> **Job**:
Only the number is wanted: how many lines contain the word "Duma"?

> **Provided entries**:
◇ ◇ ◇ ◇ ◇

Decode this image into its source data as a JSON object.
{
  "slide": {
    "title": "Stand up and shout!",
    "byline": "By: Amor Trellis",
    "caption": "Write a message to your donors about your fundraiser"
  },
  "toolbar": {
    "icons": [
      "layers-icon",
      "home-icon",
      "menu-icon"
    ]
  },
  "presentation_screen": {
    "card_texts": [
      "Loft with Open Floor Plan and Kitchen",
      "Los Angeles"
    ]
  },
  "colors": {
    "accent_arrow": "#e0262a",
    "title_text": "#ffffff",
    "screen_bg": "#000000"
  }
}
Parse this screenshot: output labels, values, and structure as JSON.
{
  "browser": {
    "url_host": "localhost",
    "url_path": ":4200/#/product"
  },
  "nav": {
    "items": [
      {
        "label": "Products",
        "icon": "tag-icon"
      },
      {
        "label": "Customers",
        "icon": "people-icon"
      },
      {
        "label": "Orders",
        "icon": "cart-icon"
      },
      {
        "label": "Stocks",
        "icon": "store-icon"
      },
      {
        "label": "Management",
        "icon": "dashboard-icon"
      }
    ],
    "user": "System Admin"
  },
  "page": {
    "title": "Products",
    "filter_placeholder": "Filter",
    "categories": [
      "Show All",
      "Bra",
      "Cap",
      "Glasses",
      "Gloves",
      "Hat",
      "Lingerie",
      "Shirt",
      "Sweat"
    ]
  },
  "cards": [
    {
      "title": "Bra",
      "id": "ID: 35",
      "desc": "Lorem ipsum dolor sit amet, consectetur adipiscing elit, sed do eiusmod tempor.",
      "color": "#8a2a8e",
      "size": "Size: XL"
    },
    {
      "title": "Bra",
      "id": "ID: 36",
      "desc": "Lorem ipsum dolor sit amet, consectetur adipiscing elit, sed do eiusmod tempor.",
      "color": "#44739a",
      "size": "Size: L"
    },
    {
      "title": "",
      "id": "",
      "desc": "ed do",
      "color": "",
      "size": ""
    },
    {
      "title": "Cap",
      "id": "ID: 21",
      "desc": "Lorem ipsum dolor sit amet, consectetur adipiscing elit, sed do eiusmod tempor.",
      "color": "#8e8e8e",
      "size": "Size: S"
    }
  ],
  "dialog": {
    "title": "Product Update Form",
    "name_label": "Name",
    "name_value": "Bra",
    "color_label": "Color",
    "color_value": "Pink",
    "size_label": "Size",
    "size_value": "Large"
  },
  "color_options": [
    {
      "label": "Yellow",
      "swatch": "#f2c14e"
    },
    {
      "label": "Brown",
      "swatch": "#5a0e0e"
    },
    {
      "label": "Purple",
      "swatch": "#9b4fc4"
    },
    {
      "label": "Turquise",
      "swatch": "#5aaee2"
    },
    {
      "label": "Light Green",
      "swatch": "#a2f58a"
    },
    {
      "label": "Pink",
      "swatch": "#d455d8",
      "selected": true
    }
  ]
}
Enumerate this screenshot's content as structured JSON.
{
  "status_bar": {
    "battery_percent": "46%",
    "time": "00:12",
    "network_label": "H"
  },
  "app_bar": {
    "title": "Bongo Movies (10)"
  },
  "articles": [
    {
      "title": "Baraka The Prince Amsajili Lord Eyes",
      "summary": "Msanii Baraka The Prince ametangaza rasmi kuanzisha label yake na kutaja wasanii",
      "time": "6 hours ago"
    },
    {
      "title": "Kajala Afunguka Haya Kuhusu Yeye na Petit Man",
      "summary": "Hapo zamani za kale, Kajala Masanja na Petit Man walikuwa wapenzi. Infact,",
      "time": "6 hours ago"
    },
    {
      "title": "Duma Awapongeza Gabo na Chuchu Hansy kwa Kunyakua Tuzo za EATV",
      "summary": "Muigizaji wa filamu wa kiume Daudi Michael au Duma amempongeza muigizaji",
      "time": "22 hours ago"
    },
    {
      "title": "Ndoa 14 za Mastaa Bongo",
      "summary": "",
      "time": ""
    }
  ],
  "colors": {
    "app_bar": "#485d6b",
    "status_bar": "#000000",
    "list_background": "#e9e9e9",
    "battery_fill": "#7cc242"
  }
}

◇ ◇ ◇ ◇ ◇

> **Output for this task**:
2